== Short problem ==
Repeat the listing that follows, character for character, minus the pictures.

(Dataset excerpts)
_ _ _ _

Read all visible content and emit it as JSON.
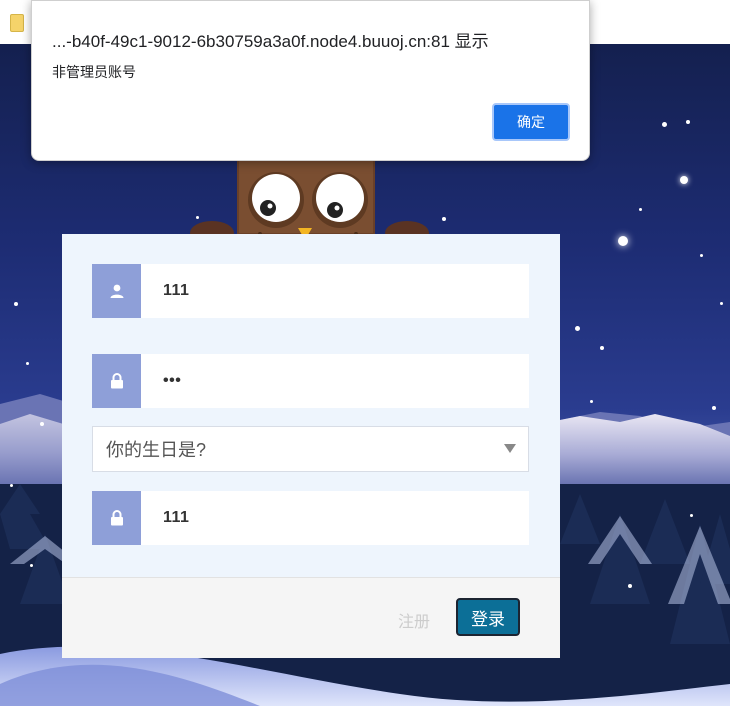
{
  "dialog": {
    "title": "...-b40f-49c1-9012-6b30759a3a0f.node4.buuoj.cn:81 显示",
    "message": "非管理员账号",
    "ok_label": "确定"
  },
  "form": {
    "username_value": "111",
    "password_value": "•••",
    "question_selected": "你的生日是?",
    "answer_value": "111",
    "register_label": "注册",
    "login_label": "登录"
  },
  "icons": {
    "favicon": "folder-icon",
    "user": "user-icon",
    "lock": "lock-icon",
    "caret": "chevron-down-icon"
  },
  "colors": {
    "icon_box": "#8e9fd8",
    "panel_bg": "#eef5fd",
    "login_button": "#0c6f97",
    "dialog_ok": "#1a73e8"
  }
}
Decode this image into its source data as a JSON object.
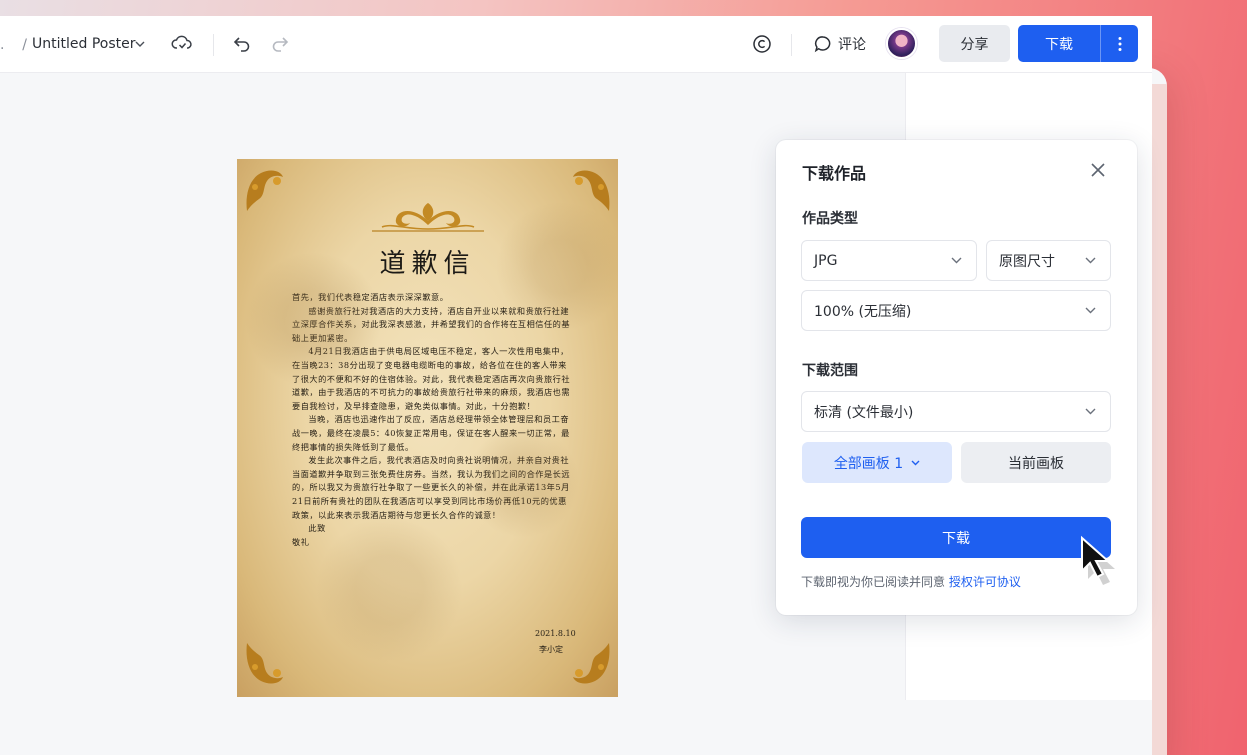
{
  "toolbar": {
    "crumb_sep": "/",
    "crumb_dot": ".",
    "title": "Untitled Poster",
    "comment_label": "评论",
    "share_label": "分享",
    "download_label": "下载"
  },
  "poster": {
    "heading": "道歉信",
    "paragraphs": [
      "首先，我们代表稳定酒店表示深深歉意。",
      "感谢贵旅行社对我酒店的大力支持，酒店自开业以来就和贵旅行社建立深厚合作关系，对此我深表感激，并希望我们的合作将在互相信任的基础上更加紧密。",
      "4月21日我酒店由于供电局区域电压不稳定，客人一次性用电集中，在当晚23：38分出现了变电器电缆断电的事故，给各位在住的客人带来了很大的不便和不好的住宿体验。对此，我代表稳定酒店再次向贵旅行社道歉，由于我酒店的不可抗力的事故给贵旅行社带来的麻烦，我酒店也需要自我检讨，及早排查隐患，避免类似事情。对此，十分抱歉！",
      "当晚，酒店也迅速作出了反应，酒店总经理带领全体管理层和员工奋战一晚，最终在凌晨5：40恢复正常用电，保证在客人醒来一切正常，最终把事情的损失降低到了最低。",
      "发生此次事件之后，我代表酒店及时向贵社说明情况，并亲自对贵社当面道歉并争取到三张免费住房券。当然，我认为我们之间的合作是长远的，所以我又为贵旅行社争取了一些更长久的补偿，并在此承诺13年5月21日前所有贵社的团队在我酒店可以享受到同比市场价再低10元的优惠政策，以此来表示我酒店期待与您更长久合作的诚意！",
      "此致",
      "敬礼"
    ],
    "date": "2021.8.10",
    "signature": "李小定"
  },
  "dialog": {
    "title": "下载作品",
    "type_label": "作品类型",
    "format_value": "JPG",
    "size_value": "原图尺寸",
    "quality_value": "100% (无压缩)",
    "range_label": "下载范围",
    "clarity_value": "标清 (文件最小)",
    "all_boards_label": "全部画板 1",
    "current_board_label": "当前画板",
    "download_button": "下载",
    "agreement_prefix": "下载即视为你已阅读并同意",
    "agreement_link": "授权许可协议"
  },
  "colors": {
    "accent": "#1e5ff0",
    "accent_soft": "#dde7fd"
  }
}
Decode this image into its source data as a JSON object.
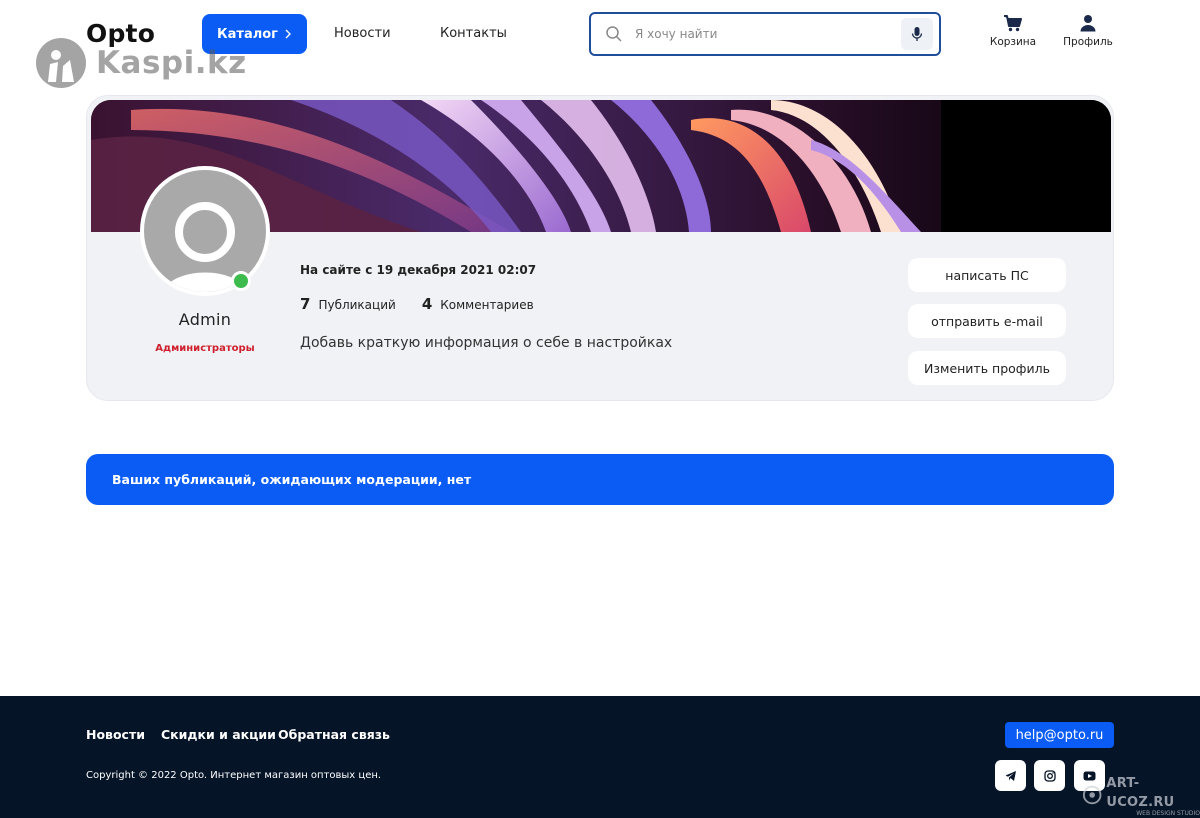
{
  "header": {
    "logo": "Opto",
    "catalog_label": "Каталог",
    "nav": [
      "Новости",
      "Контакты"
    ],
    "search_placeholder": "Я хочу найти",
    "cart_label": "Корзина",
    "profile_label": "Профиль"
  },
  "watermark": {
    "text": "Kaspi.kz"
  },
  "profile": {
    "name": "Admin",
    "group": "Администраторы",
    "since": "На сайте с 19 декабря 2021 02:07",
    "publications_count": "7",
    "publications_label": "Публикаций",
    "comments_count": "4",
    "comments_label": "Комментариев",
    "about": "Добавь краткую информация о себе в настройках",
    "online": true,
    "buttons": [
      "написать ПС",
      "отправить e-mail",
      "Изменить профиль"
    ]
  },
  "moderation_notice": "Ваших публикаций, ожидающих модерации, нет",
  "footer": {
    "links": [
      "Новости",
      "Скидки и акции",
      "Обратная связь"
    ],
    "email": "help@opto.ru",
    "copyright": "Copyright © 2022 Opto. Интернет магазин оптовых цен.",
    "socials": [
      "telegram-icon",
      "instagram-icon",
      "youtube-icon"
    ],
    "studio_name": "ART-UCOZ.RU",
    "studio_tagline": "WEB DESIGN STUDIO"
  },
  "colors": {
    "accent": "#0a5cf5",
    "footer_bg": "#061428",
    "online": "#3dbb4d",
    "group": "#d0202e"
  }
}
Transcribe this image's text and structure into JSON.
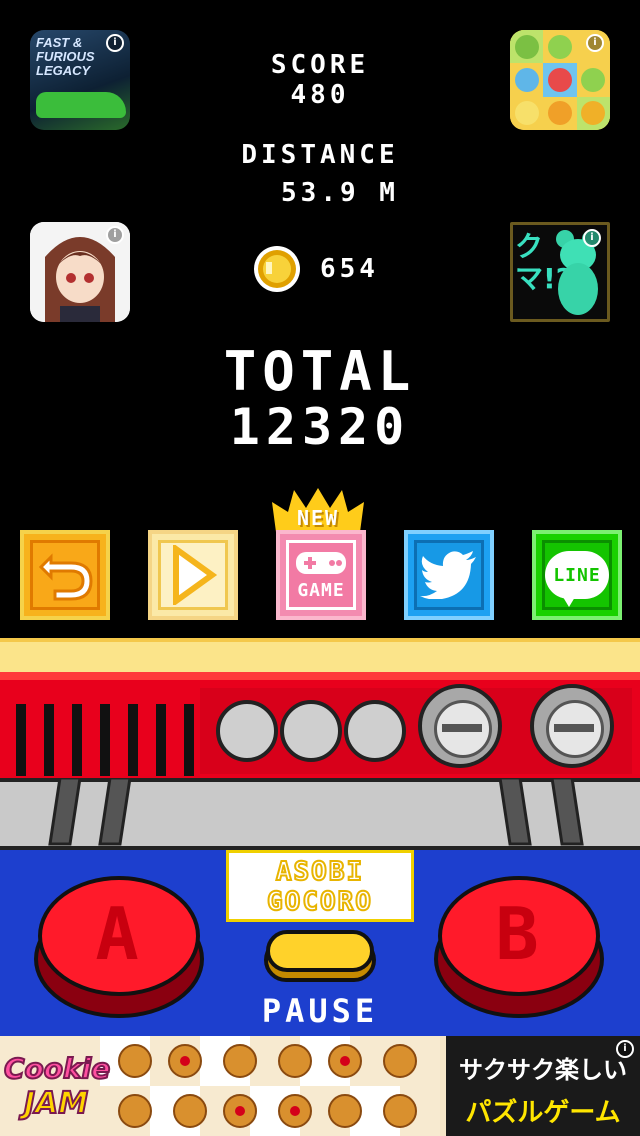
{
  "stats": {
    "score_label": "SCORE",
    "score_value": "480",
    "distance_label": "DISTANCE",
    "distance_value": "53.9 M",
    "coins_value": "654",
    "total_label": "TOTAL",
    "total_value": "12320"
  },
  "ads": {
    "top_left_text": "FAST & FURIOUS LEGACY",
    "info_symbol": "i",
    "kuma_text": "クマ!?"
  },
  "buttons": {
    "new_badge": "NEW",
    "game_label": "GAME",
    "line_label": "LINE"
  },
  "controller": {
    "logo_line1": "ASOBI",
    "logo_line2": "GOCORO",
    "pause_label": "PAUSE",
    "a_label": "A",
    "b_label": "B"
  },
  "bottom_banner": {
    "brand_line1": "Cookie",
    "brand_line2": "JAM",
    "jp_line1": "サクサク楽しい",
    "jp_line2": "パズルゲーム"
  },
  "colors": {
    "replay": "#f7b21c",
    "play": "#fbe9a7",
    "game": "#f38bb0",
    "twitter": "#1da1f2",
    "line": "#19d100",
    "red_panel": "#e8001c",
    "blue_panel": "#1d3fce",
    "stripe_yellow": "#fbe48a"
  }
}
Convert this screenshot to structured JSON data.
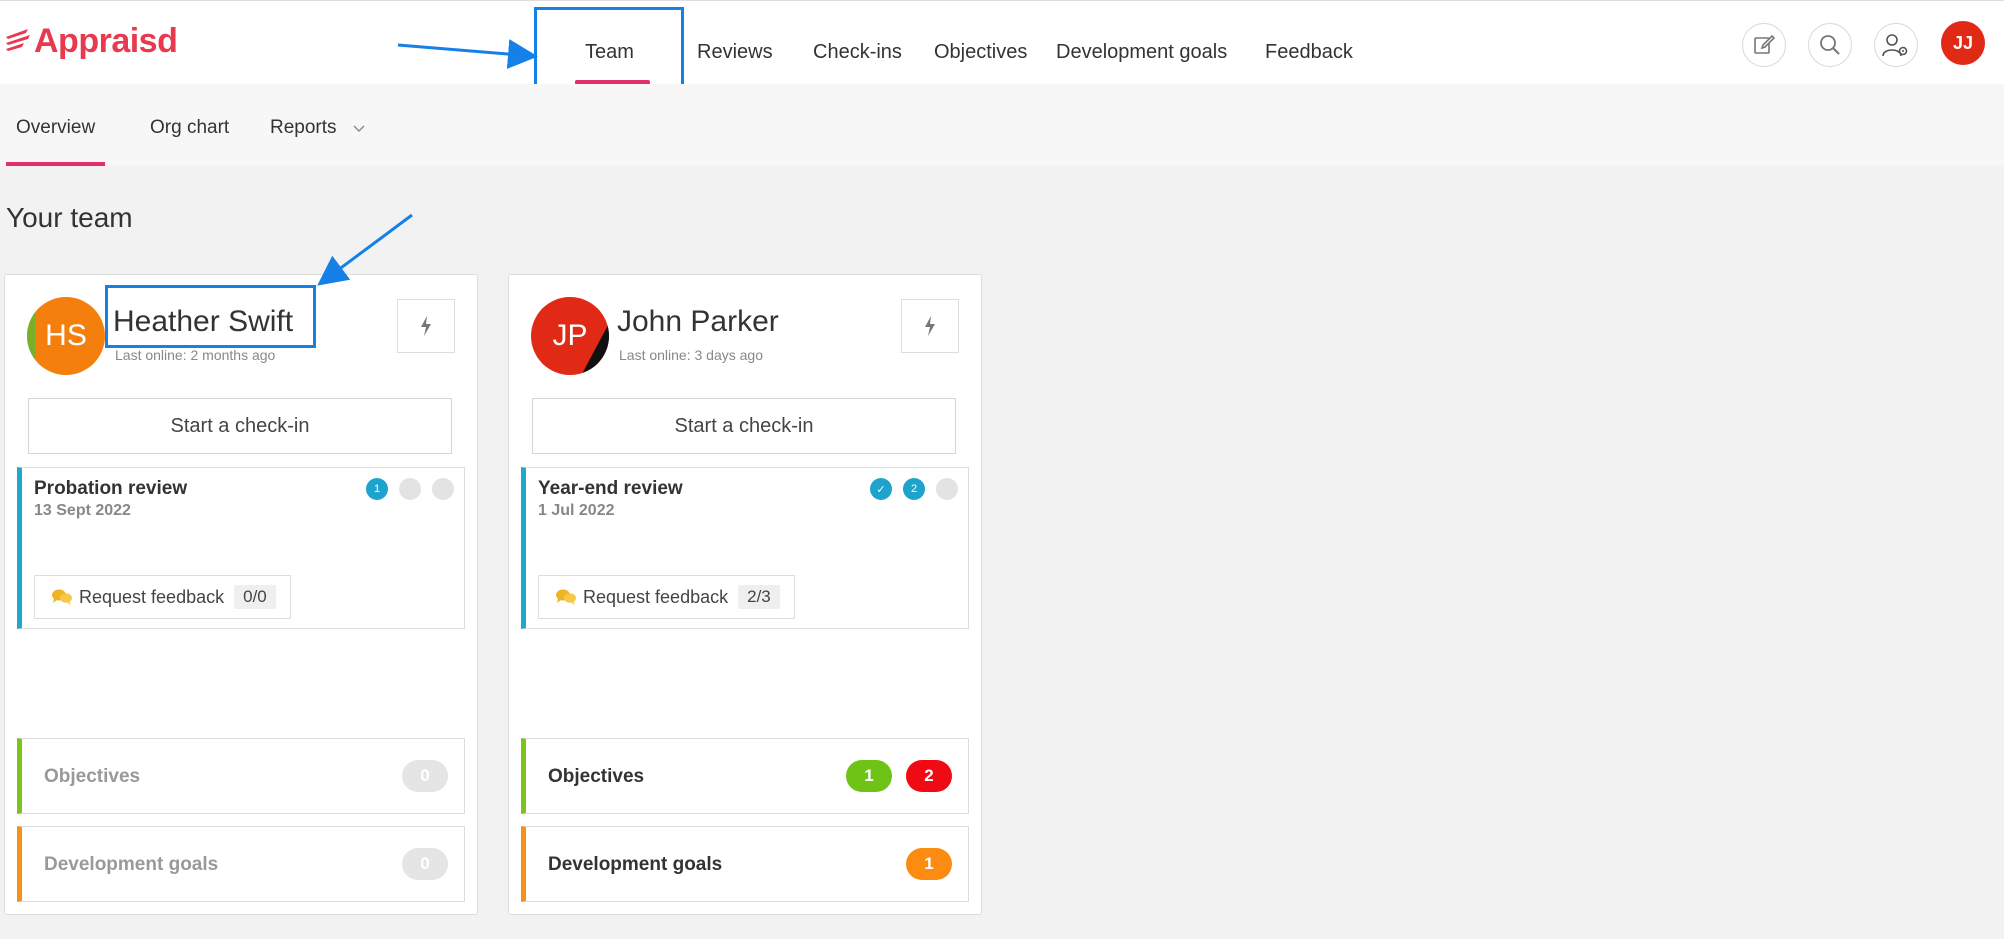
{
  "app": {
    "logo_text": "Appraisd",
    "user_initials": "JJ"
  },
  "nav": {
    "items": [
      {
        "label": "Team",
        "active": true
      },
      {
        "label": "Reviews"
      },
      {
        "label": "Check-ins"
      },
      {
        "label": "Objectives"
      },
      {
        "label": "Development goals"
      },
      {
        "label": "Feedback"
      }
    ]
  },
  "toolbar_icons": [
    "edit-icon",
    "search-icon",
    "user-settings-icon"
  ],
  "subnav": {
    "items": [
      {
        "label": "Overview",
        "active": true
      },
      {
        "label": "Org chart"
      },
      {
        "label": "Reports"
      }
    ]
  },
  "page": {
    "heading": "Your team"
  },
  "team": [
    {
      "initials": "HS",
      "name": "Heather Swift",
      "last_online": "Last online: 2 months ago",
      "avatar_color": "#f57f0d",
      "checkin_label": "Start a check-in",
      "review": {
        "title": "Probation review",
        "date": "13 Sept 2022",
        "steps": [
          "1",
          "",
          ""
        ],
        "feedback_label": "Request feedback",
        "feedback_count": "0/0"
      },
      "objectives": {
        "label": "Objectives",
        "counts": [
          "0"
        ]
      },
      "dev_goals": {
        "label": "Development goals",
        "counts": [
          "0"
        ]
      }
    },
    {
      "initials": "JP",
      "name": "John Parker",
      "last_online": "Last online: 3 days ago",
      "avatar_color": "#e12a15",
      "checkin_label": "Start a check-in",
      "review": {
        "title": "Year-end review",
        "date": "1 Jul 2022",
        "steps": [
          "✓",
          "2",
          ""
        ],
        "feedback_label": "Request feedback",
        "feedback_count": "2/3"
      },
      "objectives": {
        "label": "Objectives",
        "counts": [
          "1",
          "2"
        ]
      },
      "dev_goals": {
        "label": "Development goals",
        "counts": [
          "1"
        ]
      }
    }
  ],
  "colors": {
    "brand": "#e8394f",
    "active_underline": "#e0306c",
    "annotation": "#1580e8",
    "review_border": "#21a7c9",
    "objectives_border": "#7cc31c",
    "dev_goals_border": "#f39315"
  }
}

_ _ _ _

== Answer ==
Read all visible content and emit it as JSON.
{
  "dialog": {
    "title": "...-b40f-49c1-9012-6b30759a3a0f.node4.buuoj.cn:81 显示",
    "message": "非管理员账号",
    "ok_label": "确定"
  },
  "form": {
    "username_value": "111",
    "password_value": "•••",
    "question_selected": "你的生日是?",
    "answer_value": "111",
    "register_label": "注册",
    "login_label": "登录"
  },
  "icons": {
    "favicon": "folder-icon",
    "user": "user-icon",
    "lock": "lock-icon",
    "caret": "chevron-down-icon"
  },
  "colors": {
    "icon_box": "#8e9fd8",
    "panel_bg": "#eef5fd",
    "login_button": "#0c6f97",
    "dialog_ok": "#1a73e8"
  }
}
Decode this image into its source data as a JSON object.
{
  "toolbar": {
    "crumb_sep": "/",
    "crumb_dot": ".",
    "title": "Untitled Poster",
    "comment_label": "评论",
    "share_label": "分享",
    "download_label": "下载"
  },
  "poster": {
    "heading": "道歉信",
    "paragraphs": [
      "首先，我们代表稳定酒店表示深深歉意。",
      "感谢贵旅行社对我酒店的大力支持，酒店自开业以来就和贵旅行社建立深厚合作关系，对此我深表感激，并希望我们的合作将在互相信任的基础上更加紧密。",
      "4月21日我酒店由于供电局区域电压不稳定，客人一次性用电集中，在当晚23：38分出现了变电器电缆断电的事故，给各位在住的客人带来了很大的不便和不好的住宿体验。对此，我代表稳定酒店再次向贵旅行社道歉，由于我酒店的不可抗力的事故给贵旅行社带来的麻烦，我酒店也需要自我检讨，及早排查隐患，避免类似事情。对此，十分抱歉！",
      "当晚，酒店也迅速作出了反应，酒店总经理带领全体管理层和员工奋战一晚，最终在凌晨5：40恢复正常用电，保证在客人醒来一切正常，最终把事情的损失降低到了最低。",
      "发生此次事件之后，我代表酒店及时向贵社说明情况，并亲自对贵社当面道歉并争取到三张免费住房券。当然，我认为我们之间的合作是长远的，所以我又为贵旅行社争取了一些更长久的补偿，并在此承诺13年5月21日前所有贵社的团队在我酒店可以享受到同比市场价再低10元的优惠政策，以此来表示我酒店期待与您更长久合作的诚意！",
      "此致",
      "敬礼"
    ],
    "date": "2021.8.10",
    "signature": "李小定"
  },
  "dialog": {
    "title": "下载作品",
    "type_label": "作品类型",
    "format_value": "JPG",
    "size_value": "原图尺寸",
    "quality_value": "100% (无压缩)",
    "range_label": "下载范围",
    "clarity_value": "标清 (文件最小)",
    "all_boards_label": "全部画板 1",
    "current_board_label": "当前画板",
    "download_button": "下载",
    "agreement_prefix": "下载即视为你已阅读并同意",
    "agreement_link": "授权许可协议"
  },
  "colors": {
    "accent": "#1e5ff0",
    "accent_soft": "#dde7fd"
  }
}
Decode this image into its source data as a JSON object.
{
  "header": {
    "logo": "Opto",
    "catalog_label": "Каталог",
    "nav": [
      "Новости",
      "Контакты"
    ],
    "search_placeholder": "Я хочу найти",
    "cart_label": "Корзина",
    "profile_label": "Профиль"
  },
  "watermark": {
    "text": "Kaspi.kz"
  },
  "profile": {
    "name": "Admin",
    "group": "Администраторы",
    "since": "На сайте с 19 декабря 2021 02:07",
    "publications_count": "7",
    "publications_label": "Публикаций",
    "comments_count": "4",
    "comments_label": "Комментариев",
    "about": "Добавь краткую информация о себе в настройках",
    "online": true,
    "buttons": [
      "написать ПС",
      "отправить e-mail",
      "Изменить профиль"
    ]
  },
  "moderation_notice": "Ваших публикаций, ожидающих модерации, нет",
  "footer": {
    "links": [
      "Новости",
      "Скидки и акции",
      "Обратная связь"
    ],
    "email": "help@opto.ru",
    "copyright": "Copyright © 2022 Opto. Интернет магазин оптовых цен.",
    "socials": [
      "telegram-icon",
      "instagram-icon",
      "youtube-icon"
    ],
    "studio_name": "ART-UCOZ.RU",
    "studio_tagline": "WEB DESIGN STUDIO"
  },
  "colors": {
    "accent": "#0a5cf5",
    "footer_bg": "#061428",
    "online": "#3dbb4d",
    "group": "#d0202e"
  }
}
Transcribe this image's text and structure into JSON.
{
  "stats": {
    "score_label": "SCORE",
    "score_value": "480",
    "distance_label": "DISTANCE",
    "distance_value": "53.9 M",
    "coins_value": "654",
    "total_label": "TOTAL",
    "total_value": "12320"
  },
  "ads": {
    "top_left_text": "FAST & FURIOUS LEGACY",
    "info_symbol": "i",
    "kuma_text": "クマ!?"
  },
  "buttons": {
    "new_badge": "NEW",
    "game_label": "GAME",
    "line_label": "LINE"
  },
  "controller": {
    "logo_line1": "ASOBI",
    "logo_line2": "GOCORO",
    "pause_label": "PAUSE",
    "a_label": "A",
    "b_label": "B"
  },
  "bottom_banner": {
    "brand_line1": "Cookie",
    "brand_line2": "JAM",
    "jp_line1": "サクサク楽しい",
    "jp_line2": "パズルゲーム"
  },
  "colors": {
    "replay": "#f7b21c",
    "play": "#fbe9a7",
    "game": "#f38bb0",
    "twitter": "#1da1f2",
    "line": "#19d100",
    "red_panel": "#e8001c",
    "blue_panel": "#1d3fce",
    "stripe_yellow": "#fbe48a"
  }
}
Convert this screenshot to structured JSON data.
{
  "app": {
    "logo_text": "Appraisd",
    "user_initials": "JJ"
  },
  "nav": {
    "items": [
      {
        "label": "Team",
        "active": true
      },
      {
        "label": "Reviews"
      },
      {
        "label": "Check-ins"
      },
      {
        "label": "Objectives"
      },
      {
        "label": "Development goals"
      },
      {
        "label": "Feedback"
      }
    ]
  },
  "toolbar_icons": [
    "edit-icon",
    "search-icon",
    "user-settings-icon"
  ],
  "subnav": {
    "items": [
      {
        "label": "Overview",
        "active": true
      },
      {
        "label": "Org chart"
      },
      {
        "label": "Reports"
      }
    ]
  },
  "page": {
    "heading": "Your team"
  },
  "team": [
    {
      "initials": "HS",
      "name": "Heather Swift",
      "last_online": "Last online: 2 months ago",
      "avatar_color": "#f57f0d",
      "checkin_label": "Start a check-in",
      "review": {
        "title": "Probation review",
        "date": "13 Sept 2022",
        "steps": [
          "1",
          "",
          ""
        ],
        "feedback_label": "Request feedback",
        "feedback_count": "0/0"
      },
      "objectives": {
        "label": "Objectives",
        "counts": [
          "0"
        ]
      },
      "dev_goals": {
        "label": "Development goals",
        "counts": [
          "0"
        ]
      }
    },
    {
      "initials": "JP",
      "name": "John Parker",
      "last_online": "Last online: 3 days ago",
      "avatar_color": "#e12a15",
      "checkin_label": "Start a check-in",
      "review": {
        "title": "Year-end review",
        "date": "1 Jul 2022",
        "steps": [
          "✓",
          "2",
          ""
        ],
        "feedback_label": "Request feedback",
        "feedback_count": "2/3"
      },
      "objectives": {
        "label": "Objectives",
        "counts": [
          "1",
          "2"
        ]
      },
      "dev_goals": {
        "label": "Development goals",
        "counts": [
          "1"
        ]
      }
    }
  ],
  "colors": {
    "brand": "#e8394f",
    "active_underline": "#e0306c",
    "annotation": "#1580e8",
    "review_border": "#21a7c9",
    "objectives_border": "#7cc31c",
    "dev_goals_border": "#f39315"
  }
}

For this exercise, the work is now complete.